Each entry below should be reproduced character for character.
+ + + + + + +
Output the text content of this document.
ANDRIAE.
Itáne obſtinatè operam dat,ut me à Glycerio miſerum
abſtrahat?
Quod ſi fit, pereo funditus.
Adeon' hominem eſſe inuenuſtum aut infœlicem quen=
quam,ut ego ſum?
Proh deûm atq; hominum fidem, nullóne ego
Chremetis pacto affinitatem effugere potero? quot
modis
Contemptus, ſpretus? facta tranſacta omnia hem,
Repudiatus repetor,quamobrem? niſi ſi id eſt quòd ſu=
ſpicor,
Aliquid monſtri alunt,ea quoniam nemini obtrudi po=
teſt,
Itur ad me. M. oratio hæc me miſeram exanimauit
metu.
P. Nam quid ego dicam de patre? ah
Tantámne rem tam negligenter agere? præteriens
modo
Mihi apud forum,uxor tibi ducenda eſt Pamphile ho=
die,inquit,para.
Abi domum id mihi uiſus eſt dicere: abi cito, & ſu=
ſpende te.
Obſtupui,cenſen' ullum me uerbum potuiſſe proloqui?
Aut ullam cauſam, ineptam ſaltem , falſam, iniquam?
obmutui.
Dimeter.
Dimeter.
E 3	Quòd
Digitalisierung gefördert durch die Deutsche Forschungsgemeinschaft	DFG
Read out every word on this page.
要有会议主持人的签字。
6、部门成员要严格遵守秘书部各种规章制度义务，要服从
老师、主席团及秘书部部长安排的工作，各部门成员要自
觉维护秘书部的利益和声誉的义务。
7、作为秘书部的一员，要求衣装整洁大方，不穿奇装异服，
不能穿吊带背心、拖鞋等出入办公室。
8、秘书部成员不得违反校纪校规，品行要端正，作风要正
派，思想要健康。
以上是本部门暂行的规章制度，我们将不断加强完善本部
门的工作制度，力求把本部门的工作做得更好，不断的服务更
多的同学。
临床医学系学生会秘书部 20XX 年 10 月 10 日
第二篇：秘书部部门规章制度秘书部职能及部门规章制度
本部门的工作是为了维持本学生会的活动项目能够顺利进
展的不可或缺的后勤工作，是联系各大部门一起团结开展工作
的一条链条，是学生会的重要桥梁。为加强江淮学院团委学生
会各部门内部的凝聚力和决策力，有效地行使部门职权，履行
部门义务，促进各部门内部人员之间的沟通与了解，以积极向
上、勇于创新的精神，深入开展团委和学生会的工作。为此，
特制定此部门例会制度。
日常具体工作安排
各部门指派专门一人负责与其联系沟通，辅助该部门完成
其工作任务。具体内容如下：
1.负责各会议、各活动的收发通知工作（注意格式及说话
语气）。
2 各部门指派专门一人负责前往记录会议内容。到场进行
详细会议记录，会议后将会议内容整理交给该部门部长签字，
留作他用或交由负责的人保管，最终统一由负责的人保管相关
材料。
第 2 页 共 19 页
+ + + + + + +
### Correct response
Output the text content of this document.
ANDRIAE.
Itáne obſtinatè operam dat,ut me à Glycerio miſerum
abſtrahat?
Quod ſi fit, pereo funditus.
Adeon' hominem eſſe inuenuſtum aut infœlicem quen=
quam,ut ego ſum?
Proh deûm atq; hominum fidem, nullóne ego
Chremetis pacto affinitatem effugere potero? quot
modis
Contemptus, ſpretus? facta tranſacta omnia hem,
Repudiatus repetor,quamobrem? niſi ſi id eſt quòd ſu=
ſpicor,
Aliquid monſtri alunt,ea quoniam nemini obtrudi po=
teſt,
Itur ad me. M. oratio hæc me miſeram exanimauit
metu.
P. Nam quid ego dicam de patre? ah
Tantámne rem tam negligenter agere? præteriens
modo
Mihi apud forum,uxor tibi ducenda eſt Pamphile ho=
die,inquit,para.
Abi domum id mihi uiſus eſt dicere: abi cito, & ſu=
ſpende te.
Obſtupui,cenſen' ullum me uerbum potuiſſe proloqui?
Aut ullam cauſam, ineptam ſaltem , falſam, iniquam?
obmutui.
Dimeter.
Dimeter.
E 3	Quòd
Digitalisierung gefördert durch die Deutsche Forschungsgemeinschaft	DFG
Read out every word on this page.
要有会议主持人的签字。
6、部门成员要严格遵守秘书部各种规章制度义务，要服从
老师、主席团及秘书部部长安排的工作，各部门成员要自
觉维护秘书部的利益和声誉的义务。
7、作为秘书部的一员，要求衣装整洁大方，不穿奇装异服，
不能穿吊带背心、拖鞋等出入办公室。
8、秘书部成员不得违反校纪校规，品行要端正，作风要正
派，思想要健康。
以上是本部门暂行的规章制度，我们将不断加强完善本部
门的工作制度，力求把本部门的工作做得更好，不断的服务更
多的同学。
临床医学系学生会秘书部 20XX 年 10 月 10 日
第二篇：秘书部部门规章制度秘书部职能及部门规章制度
本部门的工作是为了维持本学生会的活动项目能够顺利进
展的不可或缺的后勤工作，是联系各大部门一起团结开展工作
的一条链条，是学生会的重要桥梁。为加强江淮学院团委学生
会各部门内部的凝聚力和决策力，有效地行使部门职权，履行
部门义务，促进各部门内部人员之间的沟通与了解，以积极向
上、勇于创新的精神，深入开展团委和学生会的工作。为此，
特制定此部门例会制度。
日常具体工作安排
各部门指派专门一人负责与其联系沟通，辅助该部门完成
其工作任务。具体内容如下：
1.负责各会议、各活动的收发通知工作（注意格式及说话
语气）。
2 各部门指派专门一人负责前往记录会议内容。到场进行
详细会议记录，会议后将会议内容整理交给该部门部长签字，
留作他用或交由负责的人保管，最终统一由负责的人保管相关
材料。
第 2 页 共 19 页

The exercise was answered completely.